## Set task
An exact copy of all the data is required, with pictures left out.

[Records to use start]

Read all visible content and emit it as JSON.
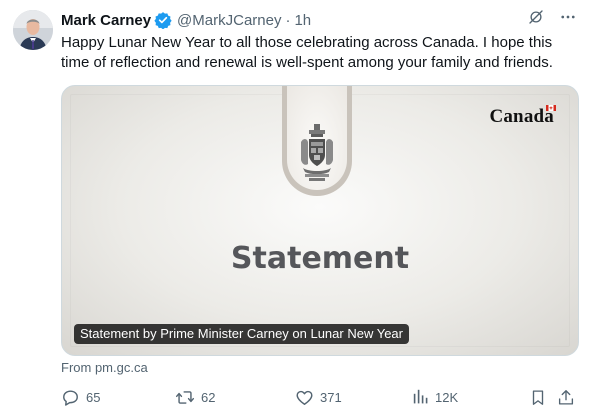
{
  "author": {
    "name": "Mark Carney",
    "handle": "@MarkJCarney",
    "separator": "·",
    "time": "1h",
    "verified": true
  },
  "tweet_text": "Happy Lunar New Year to all those celebrating across Canada. I hope this time of reflection and renewal is well-spent among your family and friends.",
  "card": {
    "brand": "Canada",
    "title": "Statement",
    "caption": "Statement by Prime Minister Carney on Lunar New Year",
    "source": "From pm.gc.ca"
  },
  "actions": {
    "replies": "65",
    "reposts": "62",
    "likes": "371",
    "views": "12K"
  },
  "colors": {
    "text": "#0f1419",
    "muted": "#536471",
    "verified_blue": "#1d9bf0",
    "border": "#cfd9de"
  },
  "icons": [
    "verified-badge-icon",
    "grok-icon",
    "more-icon",
    "reply-icon",
    "repost-icon",
    "like-icon",
    "views-icon",
    "bookmark-icon",
    "share-icon"
  ]
}
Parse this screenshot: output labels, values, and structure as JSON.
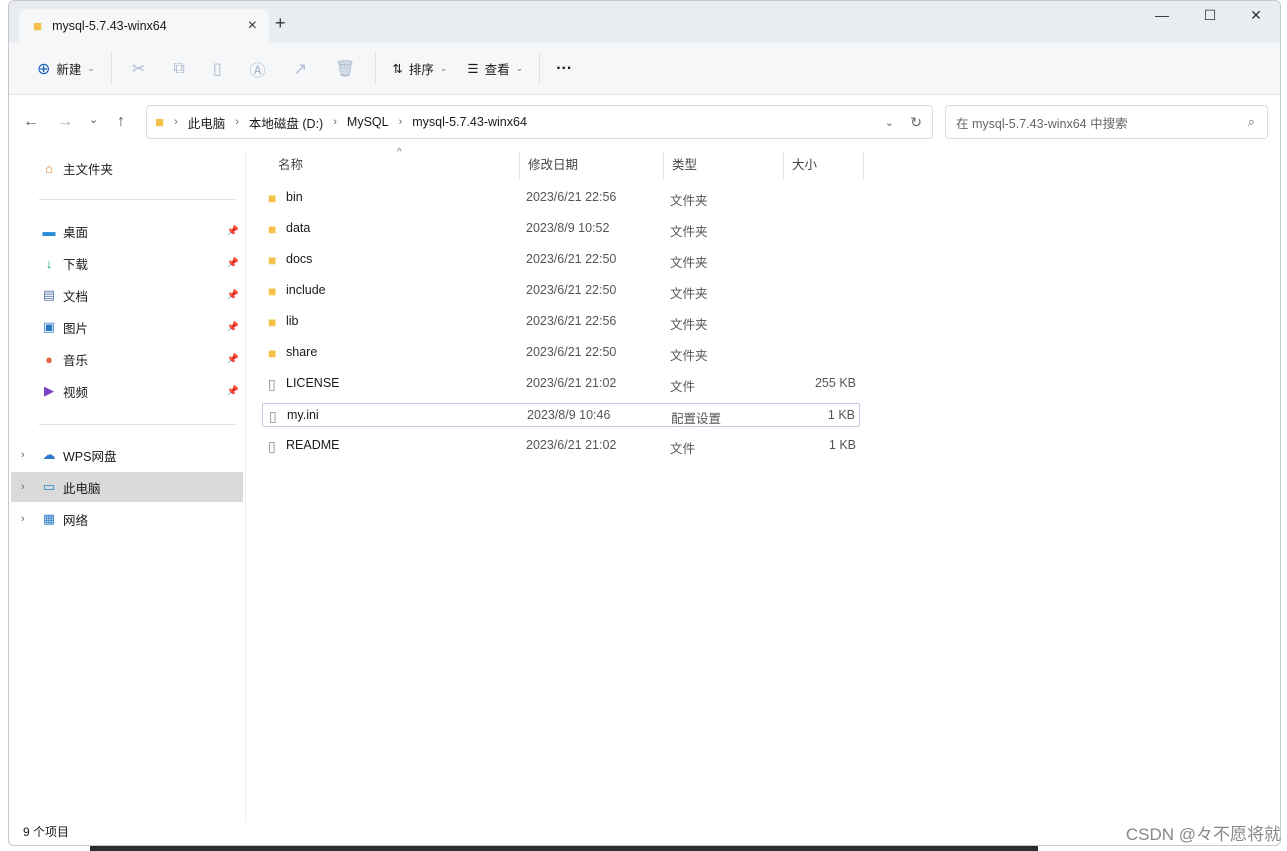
{
  "window": {
    "tab_title": "mysql-5.7.43-winx64",
    "new_tab": "+",
    "minimize": "—",
    "maximize": "☐",
    "close": "✕"
  },
  "toolbar": {
    "new_label": "新建",
    "sort_label": "排序",
    "view_label": "查看",
    "more": "···"
  },
  "address": {
    "crumbs": [
      "此电脑",
      "本地磁盘 (D:)",
      "MySQL",
      "mysql-5.7.43-winx64"
    ],
    "search_placeholder": "在 mysql-5.7.43-winx64 中搜索"
  },
  "sidebar": {
    "home": "主文件夹",
    "quick": [
      {
        "label": "桌面",
        "icon": "desktop-icon"
      },
      {
        "label": "下载",
        "icon": "download-icon"
      },
      {
        "label": "文档",
        "icon": "document-icon"
      },
      {
        "label": "图片",
        "icon": "pictures-icon"
      },
      {
        "label": "音乐",
        "icon": "music-icon"
      },
      {
        "label": "视频",
        "icon": "video-icon"
      }
    ],
    "tree": [
      {
        "label": "WPS网盘"
      },
      {
        "label": "此电脑"
      },
      {
        "label": "网络"
      }
    ]
  },
  "columns": {
    "name": "名称",
    "date": "修改日期",
    "type": "类型",
    "size": "大小"
  },
  "files": [
    {
      "name": "bin",
      "date": "2023/6/21 22:56",
      "type": "文件夹",
      "size": "",
      "icon": "folder-icon"
    },
    {
      "name": "data",
      "date": "2023/8/9 10:52",
      "type": "文件夹",
      "size": "",
      "icon": "folder-icon"
    },
    {
      "name": "docs",
      "date": "2023/6/21 22:50",
      "type": "文件夹",
      "size": "",
      "icon": "folder-icon"
    },
    {
      "name": "include",
      "date": "2023/6/21 22:50",
      "type": "文件夹",
      "size": "",
      "icon": "folder-icon"
    },
    {
      "name": "lib",
      "date": "2023/6/21 22:56",
      "type": "文件夹",
      "size": "",
      "icon": "folder-icon"
    },
    {
      "name": "share",
      "date": "2023/6/21 22:50",
      "type": "文件夹",
      "size": "",
      "icon": "folder-icon"
    },
    {
      "name": "LICENSE",
      "date": "2023/6/21 21:02",
      "type": "文件",
      "size": "255 KB",
      "icon": "file-icon"
    },
    {
      "name": "my.ini",
      "date": "2023/8/9 10:46",
      "type": "配置设置",
      "size": "1 KB",
      "icon": "settings-file-icon"
    },
    {
      "name": "README",
      "date": "2023/6/21 21:02",
      "type": "文件",
      "size": "1 KB",
      "icon": "file-icon"
    }
  ],
  "status": {
    "count": "9 个项目"
  },
  "watermark": "CSDN @々不愿将就"
}
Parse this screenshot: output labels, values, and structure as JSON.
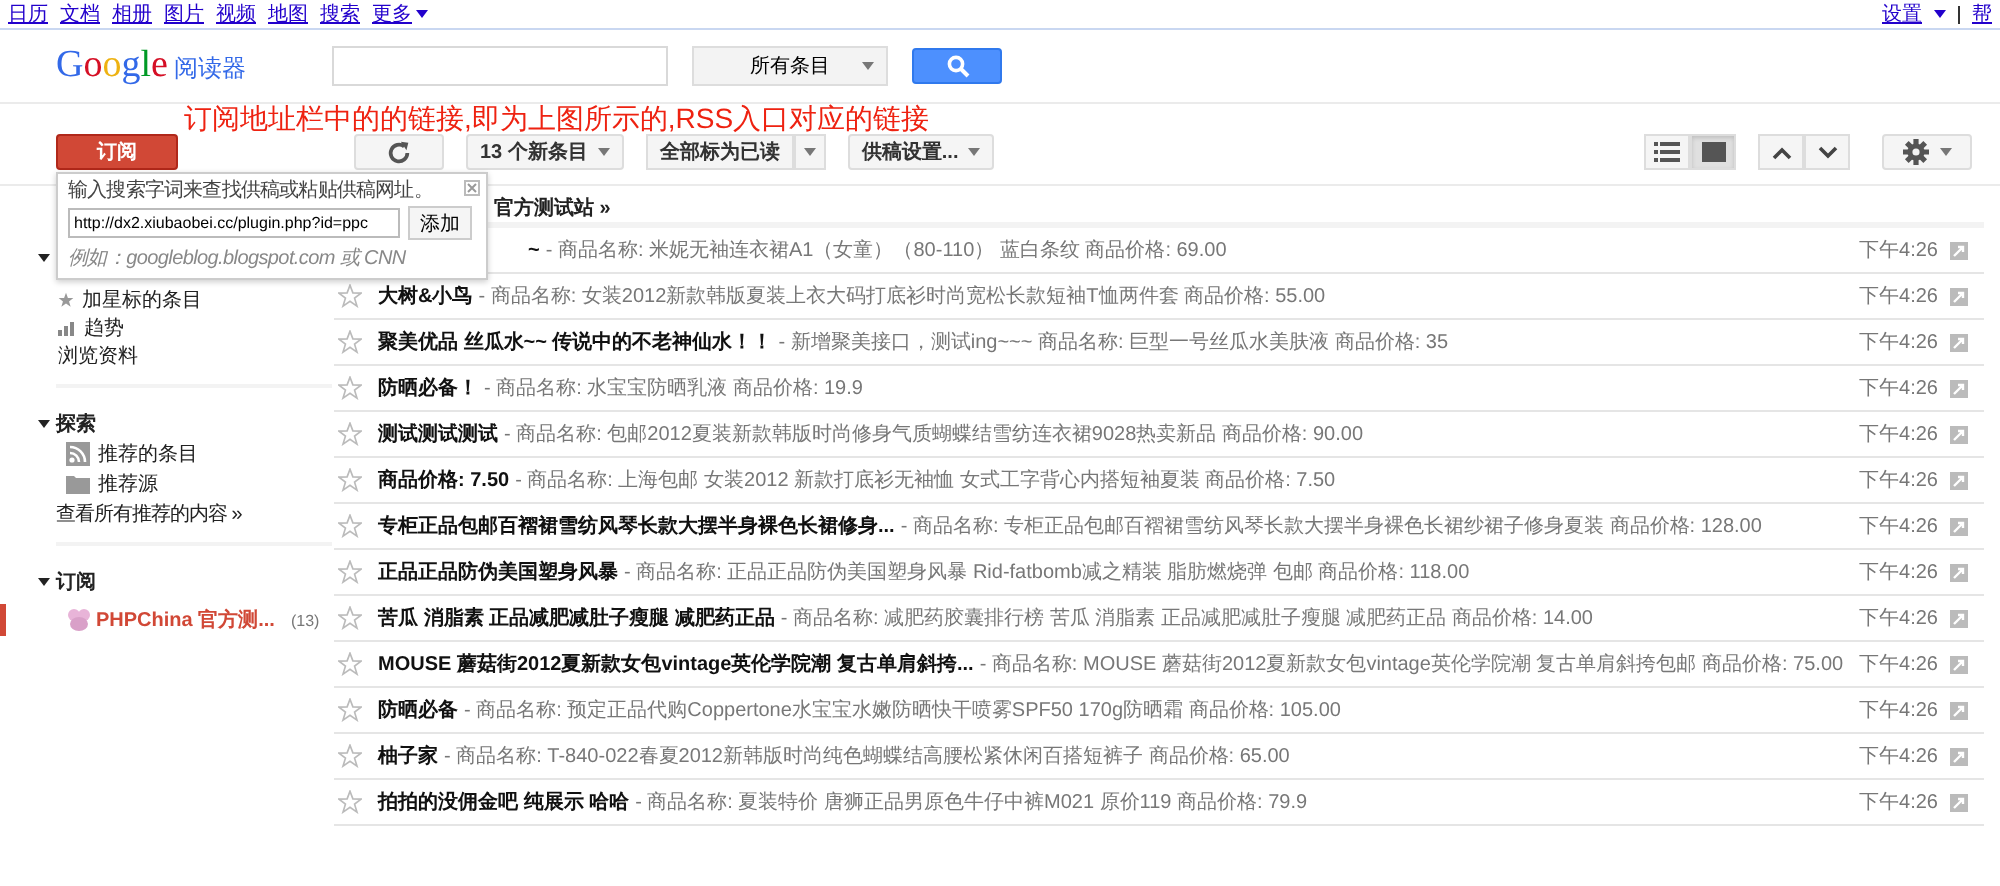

[Records to use end]

## Solution for this task
Read all visible content and emit it as JSON.
{
  "author": {
    "name": "Mark Carney",
    "handle": "@MarkJCarney",
    "separator": "·",
    "time": "1h",
    "verified": true
  },
  "tweet_text": "Happy Lunar New Year to all those celebrating across Canada. I hope this time of reflection and renewal is well-spent among your family and friends.",
  "card": {
    "brand": "Canada",
    "title": "Statement",
    "caption": "Statement by Prime Minister Carney on Lunar New Year",
    "source": "From pm.gc.ca"
  },
  "actions": {
    "replies": "65",
    "reposts": "62",
    "likes": "371",
    "views": "12K"
  },
  "colors": {
    "text": "#0f1419",
    "muted": "#536471",
    "verified_blue": "#1d9bf0",
    "border": "#cfd9de"
  },
  "icons": [
    "verified-badge-icon",
    "grok-icon",
    "more-icon",
    "reply-icon",
    "repost-icon",
    "like-icon",
    "views-icon",
    "bookmark-icon",
    "share-icon"
  ]
}
Parse this screenshot: output labels, values, and structure as JSON.
{
  "window": {
    "tab_title": "mysql-5.7.43-winx64",
    "new_tab": "+",
    "minimize": "—",
    "maximize": "☐",
    "close": "✕"
  },
  "toolbar": {
    "new_label": "新建",
    "sort_label": "排序",
    "view_label": "查看",
    "more": "···"
  },
  "address": {
    "crumbs": [
      "此电脑",
      "本地磁盘 (D:)",
      "MySQL",
      "mysql-5.7.43-winx64"
    ],
    "search_placeholder": "在 mysql-5.7.43-winx64 中搜索"
  },
  "sidebar": {
    "home": "主文件夹",
    "quick": [
      {
        "label": "桌面",
        "icon": "desktop-icon"
      },
      {
        "label": "下载",
        "icon": "download-icon"
      },
      {
        "label": "文档",
        "icon": "document-icon"
      },
      {
        "label": "图片",
        "icon": "pictures-icon"
      },
      {
        "label": "音乐",
        "icon": "music-icon"
      },
      {
        "label": "视频",
        "icon": "video-icon"
      }
    ],
    "tree": [
      {
        "label": "WPS网盘"
      },
      {
        "label": "此电脑"
      },
      {
        "label": "网络"
      }
    ]
  },
  "columns": {
    "name": "名称",
    "date": "修改日期",
    "type": "类型",
    "size": "大小"
  },
  "files": [
    {
      "name": "bin",
      "date": "2023/6/21 22:56",
      "type": "文件夹",
      "size": "",
      "icon": "folder-icon"
    },
    {
      "name": "data",
      "date": "2023/8/9 10:52",
      "type": "文件夹",
      "size": "",
      "icon": "folder-icon"
    },
    {
      "name": "docs",
      "date": "2023/6/21 22:50",
      "type": "文件夹",
      "size": "",
      "icon": "folder-icon"
    },
    {
      "name": "include",
      "date": "2023/6/21 22:50",
      "type": "文件夹",
      "size": "",
      "icon": "folder-icon"
    },
    {
      "name": "lib",
      "date": "2023/6/21 22:56",
      "type": "文件夹",
      "size": "",
      "icon": "folder-icon"
    },
    {
      "name": "share",
      "date": "2023/6/21 22:50",
      "type": "文件夹",
      "size": "",
      "icon": "folder-icon"
    },
    {
      "name": "LICENSE",
      "date": "2023/6/21 21:02",
      "type": "文件",
      "size": "255 KB",
      "icon": "file-icon"
    },
    {
      "name": "my.ini",
      "date": "2023/8/9 10:46",
      "type": "配置设置",
      "size": "1 KB",
      "icon": "settings-file-icon"
    },
    {
      "name": "README",
      "date": "2023/6/21 21:02",
      "type": "文件",
      "size": "1 KB",
      "icon": "file-icon"
    }
  ],
  "status": {
    "count": "9 个项目"
  },
  "watermark": "CSDN @々不愿将就"
}
Parse this screenshot: output labels, values, and structure as JSON.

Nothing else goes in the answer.